Directions >> Quote the entries word for word. Omit the pictures.

** start of Available records **

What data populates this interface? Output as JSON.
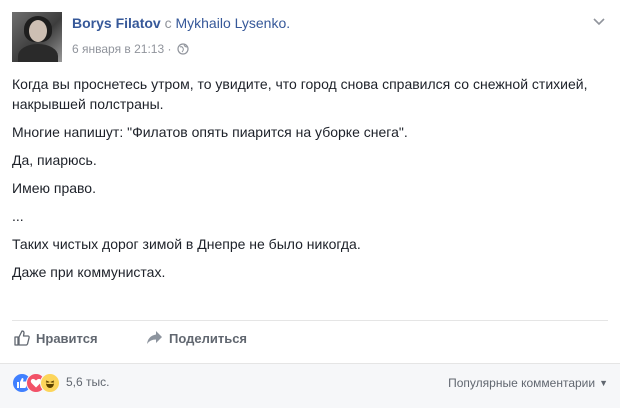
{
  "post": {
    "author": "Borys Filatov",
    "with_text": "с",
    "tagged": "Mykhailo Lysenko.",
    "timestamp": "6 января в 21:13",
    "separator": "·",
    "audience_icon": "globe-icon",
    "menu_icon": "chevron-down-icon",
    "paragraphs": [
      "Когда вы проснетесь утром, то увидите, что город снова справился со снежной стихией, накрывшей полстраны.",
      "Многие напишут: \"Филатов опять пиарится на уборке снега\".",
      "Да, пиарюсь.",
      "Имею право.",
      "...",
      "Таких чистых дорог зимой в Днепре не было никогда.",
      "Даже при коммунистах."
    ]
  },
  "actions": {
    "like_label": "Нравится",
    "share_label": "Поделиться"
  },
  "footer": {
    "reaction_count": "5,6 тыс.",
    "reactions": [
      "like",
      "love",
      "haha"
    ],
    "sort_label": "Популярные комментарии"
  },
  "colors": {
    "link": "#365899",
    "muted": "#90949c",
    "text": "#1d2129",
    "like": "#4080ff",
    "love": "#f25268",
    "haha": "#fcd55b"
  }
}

** end of Available records **

Correct response >>
What data populates this interface? Output as JSON.
{
  "post": {
    "author": "Borys Filatov",
    "with_text": "с",
    "tagged": "Mykhailo Lysenko.",
    "timestamp": "6 января в 21:13",
    "separator": "·",
    "audience_icon": "globe-icon",
    "menu_icon": "chevron-down-icon",
    "paragraphs": [
      "Когда вы проснетесь утром, то увидите, что город снова справился со снежной стихией, накрывшей полстраны.",
      "Многие напишут: \"Филатов опять пиарится на уборке снега\".",
      "Да, пиарюсь.",
      "Имею право.",
      "...",
      "Таких чистых дорог зимой в Днепре не было никогда.",
      "Даже при коммунистах."
    ]
  },
  "actions": {
    "like_label": "Нравится",
    "share_label": "Поделиться"
  },
  "footer": {
    "reaction_count": "5,6 тыс.",
    "reactions": [
      "like",
      "love",
      "haha"
    ],
    "sort_label": "Популярные комментарии"
  },
  "colors": {
    "link": "#365899",
    "muted": "#90949c",
    "text": "#1d2129",
    "like": "#4080ff",
    "love": "#f25268",
    "haha": "#fcd55b"
  }
}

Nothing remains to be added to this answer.